▶ [What to do]: Hunt for the word "часопису" across the entries below, copying each line that holds it.

▶ [Data listing]:
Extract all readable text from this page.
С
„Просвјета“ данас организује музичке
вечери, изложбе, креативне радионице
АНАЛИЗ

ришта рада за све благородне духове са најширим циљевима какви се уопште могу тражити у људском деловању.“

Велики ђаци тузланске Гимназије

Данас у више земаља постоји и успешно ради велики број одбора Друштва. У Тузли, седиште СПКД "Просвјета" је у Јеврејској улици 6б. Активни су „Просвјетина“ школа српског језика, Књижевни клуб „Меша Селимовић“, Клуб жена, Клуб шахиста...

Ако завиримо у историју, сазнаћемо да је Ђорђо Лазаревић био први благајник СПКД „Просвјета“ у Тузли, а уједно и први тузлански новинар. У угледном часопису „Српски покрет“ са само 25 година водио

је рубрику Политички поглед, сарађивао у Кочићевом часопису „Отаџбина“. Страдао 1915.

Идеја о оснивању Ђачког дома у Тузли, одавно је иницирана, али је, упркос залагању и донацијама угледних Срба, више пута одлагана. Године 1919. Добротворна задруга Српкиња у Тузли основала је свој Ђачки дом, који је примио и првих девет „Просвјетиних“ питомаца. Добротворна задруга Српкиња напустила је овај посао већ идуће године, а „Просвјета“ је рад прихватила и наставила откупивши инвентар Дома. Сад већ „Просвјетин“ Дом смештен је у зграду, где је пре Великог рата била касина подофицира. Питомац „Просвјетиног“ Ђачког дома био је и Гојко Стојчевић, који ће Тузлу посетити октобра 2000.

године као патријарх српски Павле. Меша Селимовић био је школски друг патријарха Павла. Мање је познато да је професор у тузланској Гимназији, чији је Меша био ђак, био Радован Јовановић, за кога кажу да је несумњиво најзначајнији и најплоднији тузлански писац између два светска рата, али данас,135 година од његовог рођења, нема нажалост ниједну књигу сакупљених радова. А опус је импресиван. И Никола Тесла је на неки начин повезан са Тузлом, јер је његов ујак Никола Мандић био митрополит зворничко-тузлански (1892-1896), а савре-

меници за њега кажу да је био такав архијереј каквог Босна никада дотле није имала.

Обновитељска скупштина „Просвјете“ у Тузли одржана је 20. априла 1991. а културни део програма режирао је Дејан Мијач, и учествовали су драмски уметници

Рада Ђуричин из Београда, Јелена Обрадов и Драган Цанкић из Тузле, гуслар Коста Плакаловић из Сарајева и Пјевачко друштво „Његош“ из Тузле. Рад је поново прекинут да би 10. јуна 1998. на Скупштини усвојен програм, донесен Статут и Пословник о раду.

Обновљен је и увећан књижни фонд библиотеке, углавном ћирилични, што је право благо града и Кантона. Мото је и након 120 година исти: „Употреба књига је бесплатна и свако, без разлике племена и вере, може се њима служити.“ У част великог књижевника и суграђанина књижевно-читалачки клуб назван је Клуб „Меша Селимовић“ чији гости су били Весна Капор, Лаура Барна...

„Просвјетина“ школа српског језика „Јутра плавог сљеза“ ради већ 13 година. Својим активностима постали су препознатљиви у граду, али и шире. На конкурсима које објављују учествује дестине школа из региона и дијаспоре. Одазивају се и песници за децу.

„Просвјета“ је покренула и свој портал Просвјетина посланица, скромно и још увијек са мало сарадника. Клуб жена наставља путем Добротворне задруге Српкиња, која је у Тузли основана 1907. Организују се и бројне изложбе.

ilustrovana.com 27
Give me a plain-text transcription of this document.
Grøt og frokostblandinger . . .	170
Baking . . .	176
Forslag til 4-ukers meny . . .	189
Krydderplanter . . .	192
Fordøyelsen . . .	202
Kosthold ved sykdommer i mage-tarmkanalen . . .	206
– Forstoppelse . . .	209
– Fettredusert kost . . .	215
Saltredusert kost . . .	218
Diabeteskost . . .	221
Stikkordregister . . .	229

▶ [Answer]:
Ако завиримо у историју, сазнаћемо да је Ђорђо Лазаревић био први благајник СПКД „Просвјета“ у Тузли, а уједно и први тузлански новинар. У угледном часопису „Српски покрет“ са само 25 година водио
је рубрику Политички поглед, сарађивао у Кочићевом часопису „Отаџбина“. Страдао 1915.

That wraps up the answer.